— Written task —
Begin with the line that contains "Give me a plain-text" and transcribe each line after it, up to and including the last line of the listing below.

— Material to process —
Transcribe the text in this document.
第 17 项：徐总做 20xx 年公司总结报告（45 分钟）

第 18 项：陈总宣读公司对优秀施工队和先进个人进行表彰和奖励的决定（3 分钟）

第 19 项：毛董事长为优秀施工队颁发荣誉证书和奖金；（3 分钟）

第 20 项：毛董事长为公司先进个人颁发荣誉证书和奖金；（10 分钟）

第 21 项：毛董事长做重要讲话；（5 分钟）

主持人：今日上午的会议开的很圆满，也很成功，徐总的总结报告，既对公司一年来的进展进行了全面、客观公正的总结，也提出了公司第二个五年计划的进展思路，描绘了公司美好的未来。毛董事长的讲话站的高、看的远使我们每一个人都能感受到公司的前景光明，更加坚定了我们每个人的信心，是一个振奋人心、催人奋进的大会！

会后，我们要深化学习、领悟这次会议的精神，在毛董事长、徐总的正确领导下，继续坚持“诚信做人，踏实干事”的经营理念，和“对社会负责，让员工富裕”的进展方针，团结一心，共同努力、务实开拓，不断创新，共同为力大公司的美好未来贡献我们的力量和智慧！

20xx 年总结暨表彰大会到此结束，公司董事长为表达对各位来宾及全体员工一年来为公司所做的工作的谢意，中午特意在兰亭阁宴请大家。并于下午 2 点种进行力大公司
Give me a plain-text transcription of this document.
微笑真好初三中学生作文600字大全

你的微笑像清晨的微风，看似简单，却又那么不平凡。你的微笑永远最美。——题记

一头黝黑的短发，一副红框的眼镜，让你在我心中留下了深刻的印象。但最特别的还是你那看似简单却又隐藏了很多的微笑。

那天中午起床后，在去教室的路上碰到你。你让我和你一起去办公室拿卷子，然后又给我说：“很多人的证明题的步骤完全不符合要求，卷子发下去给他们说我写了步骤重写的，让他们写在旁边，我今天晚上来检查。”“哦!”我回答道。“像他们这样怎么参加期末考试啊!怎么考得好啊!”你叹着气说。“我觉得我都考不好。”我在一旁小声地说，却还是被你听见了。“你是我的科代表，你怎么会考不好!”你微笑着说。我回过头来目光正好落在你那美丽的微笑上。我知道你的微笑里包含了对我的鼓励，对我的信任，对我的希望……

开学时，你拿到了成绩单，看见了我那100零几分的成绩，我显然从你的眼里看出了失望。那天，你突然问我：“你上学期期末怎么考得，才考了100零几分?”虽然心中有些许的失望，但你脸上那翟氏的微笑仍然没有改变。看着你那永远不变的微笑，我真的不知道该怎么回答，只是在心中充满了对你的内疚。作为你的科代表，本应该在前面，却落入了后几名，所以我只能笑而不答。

— Output —
Give me a plain-text transcription of this document.
微笑真好初三中学生作文600字大全

你的微笑像清晨的微风，看似简单，却又那么不平凡。你的微笑永远最美。——题记

一头黝黑的短发，一副红框的眼镜，让你在我心中留下了深刻的印象。但最特别的还是你那看似简单却又隐藏了很多的微笑。

那天中午起床后，在去教室的路上碰到你。你让我和你一起去办公室拿卷子，然后又给我说：“很多人的证明题的步骤完全不符合要求，卷子发下去给他们说我写了步骤重写的，让他们写在旁边，我今天晚上来检查。”“哦!”我回答道。“像他们这样怎么参加期末考试啊!怎么考得好啊!”你叹着气说。“我觉得我都考不好。”我在一旁小声地说，却还是被你听见了。“你是我的科代表，你怎么会考不好!”你微笑着说。我回过头来目光正好落在你那美丽的微笑上。我知道你的微笑里包含了对我的鼓励，对我的信任，对我的希望……

开学时，你拿到了成绩单，看见了我那100零几分的成绩，我显然从你的眼里看出了失望。那天，你突然问我：“你上学期期末怎么考得，才考了100零几分?”虽然心中有些许的失望，但你脸上那翟氏的微笑仍然没有改变。看着你那永远不变的微笑，我真的不知道该怎么回答，只是在心中充满了对你的内疚。作为你的科代表，本应该在前面，却落入了后几名，所以我只能笑而不答。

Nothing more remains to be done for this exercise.